>>>

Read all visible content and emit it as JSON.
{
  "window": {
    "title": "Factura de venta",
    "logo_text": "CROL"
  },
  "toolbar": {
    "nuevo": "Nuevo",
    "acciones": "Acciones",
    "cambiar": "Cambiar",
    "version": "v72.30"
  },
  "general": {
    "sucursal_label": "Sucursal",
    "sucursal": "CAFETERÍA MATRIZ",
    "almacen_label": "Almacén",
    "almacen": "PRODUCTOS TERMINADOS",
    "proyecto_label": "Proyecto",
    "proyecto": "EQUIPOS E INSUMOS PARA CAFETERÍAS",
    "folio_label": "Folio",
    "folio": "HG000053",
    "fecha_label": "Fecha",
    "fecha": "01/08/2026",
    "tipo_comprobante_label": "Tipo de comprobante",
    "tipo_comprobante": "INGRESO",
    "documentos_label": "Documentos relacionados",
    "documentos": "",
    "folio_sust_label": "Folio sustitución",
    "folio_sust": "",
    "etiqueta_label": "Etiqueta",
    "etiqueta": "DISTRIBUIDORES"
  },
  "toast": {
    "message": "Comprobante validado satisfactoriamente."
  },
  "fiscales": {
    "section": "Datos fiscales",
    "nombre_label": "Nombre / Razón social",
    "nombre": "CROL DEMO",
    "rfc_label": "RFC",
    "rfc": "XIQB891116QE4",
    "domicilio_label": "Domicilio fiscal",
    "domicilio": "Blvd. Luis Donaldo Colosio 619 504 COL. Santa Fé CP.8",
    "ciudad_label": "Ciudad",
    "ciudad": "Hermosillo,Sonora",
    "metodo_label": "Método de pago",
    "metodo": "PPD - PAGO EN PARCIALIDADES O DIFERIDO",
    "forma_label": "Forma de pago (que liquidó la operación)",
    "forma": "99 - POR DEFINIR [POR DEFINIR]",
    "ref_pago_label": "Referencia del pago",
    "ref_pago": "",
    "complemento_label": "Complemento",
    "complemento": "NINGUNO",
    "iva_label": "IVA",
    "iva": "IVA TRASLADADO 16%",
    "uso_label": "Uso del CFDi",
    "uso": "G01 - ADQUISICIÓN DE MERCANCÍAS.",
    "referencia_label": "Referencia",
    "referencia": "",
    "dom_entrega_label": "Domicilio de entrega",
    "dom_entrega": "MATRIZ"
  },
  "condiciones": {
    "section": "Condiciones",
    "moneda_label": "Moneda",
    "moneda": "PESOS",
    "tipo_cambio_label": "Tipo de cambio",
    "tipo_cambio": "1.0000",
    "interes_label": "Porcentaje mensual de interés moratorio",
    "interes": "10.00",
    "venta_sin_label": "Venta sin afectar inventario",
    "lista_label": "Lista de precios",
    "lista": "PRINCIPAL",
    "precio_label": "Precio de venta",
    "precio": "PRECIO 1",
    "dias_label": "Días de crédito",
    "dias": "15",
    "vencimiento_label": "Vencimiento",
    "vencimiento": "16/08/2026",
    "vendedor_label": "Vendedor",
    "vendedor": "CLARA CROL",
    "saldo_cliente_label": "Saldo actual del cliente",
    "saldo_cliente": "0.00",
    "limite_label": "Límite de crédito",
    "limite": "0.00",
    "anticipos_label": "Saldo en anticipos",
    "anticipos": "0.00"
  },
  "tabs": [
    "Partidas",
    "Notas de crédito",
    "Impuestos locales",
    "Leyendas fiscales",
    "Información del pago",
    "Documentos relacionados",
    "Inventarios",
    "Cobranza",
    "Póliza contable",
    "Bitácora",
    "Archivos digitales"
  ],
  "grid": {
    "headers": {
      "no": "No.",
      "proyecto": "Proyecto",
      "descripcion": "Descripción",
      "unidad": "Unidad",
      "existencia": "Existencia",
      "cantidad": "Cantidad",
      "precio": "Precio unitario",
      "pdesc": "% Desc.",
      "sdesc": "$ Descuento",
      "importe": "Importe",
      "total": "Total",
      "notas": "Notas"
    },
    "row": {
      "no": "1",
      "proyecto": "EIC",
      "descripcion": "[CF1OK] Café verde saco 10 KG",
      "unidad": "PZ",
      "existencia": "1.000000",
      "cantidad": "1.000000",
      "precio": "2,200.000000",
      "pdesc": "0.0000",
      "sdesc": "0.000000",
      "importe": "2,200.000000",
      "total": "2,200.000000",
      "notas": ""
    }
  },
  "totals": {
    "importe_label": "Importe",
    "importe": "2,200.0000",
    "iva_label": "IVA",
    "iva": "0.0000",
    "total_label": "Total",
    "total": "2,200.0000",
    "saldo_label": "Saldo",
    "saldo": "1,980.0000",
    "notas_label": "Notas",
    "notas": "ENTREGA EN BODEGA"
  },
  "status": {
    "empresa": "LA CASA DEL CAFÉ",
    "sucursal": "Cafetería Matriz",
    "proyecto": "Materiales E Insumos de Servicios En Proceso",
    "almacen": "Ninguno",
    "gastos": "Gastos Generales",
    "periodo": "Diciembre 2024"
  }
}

<<<

The exercise » Pick out the lines that have the word "crédito". Copy them all.

Solution to this exercise »
    "dias_label": "Días de crédito",
    "limite_label": "Límite de crédito",
    "Notas de crédito",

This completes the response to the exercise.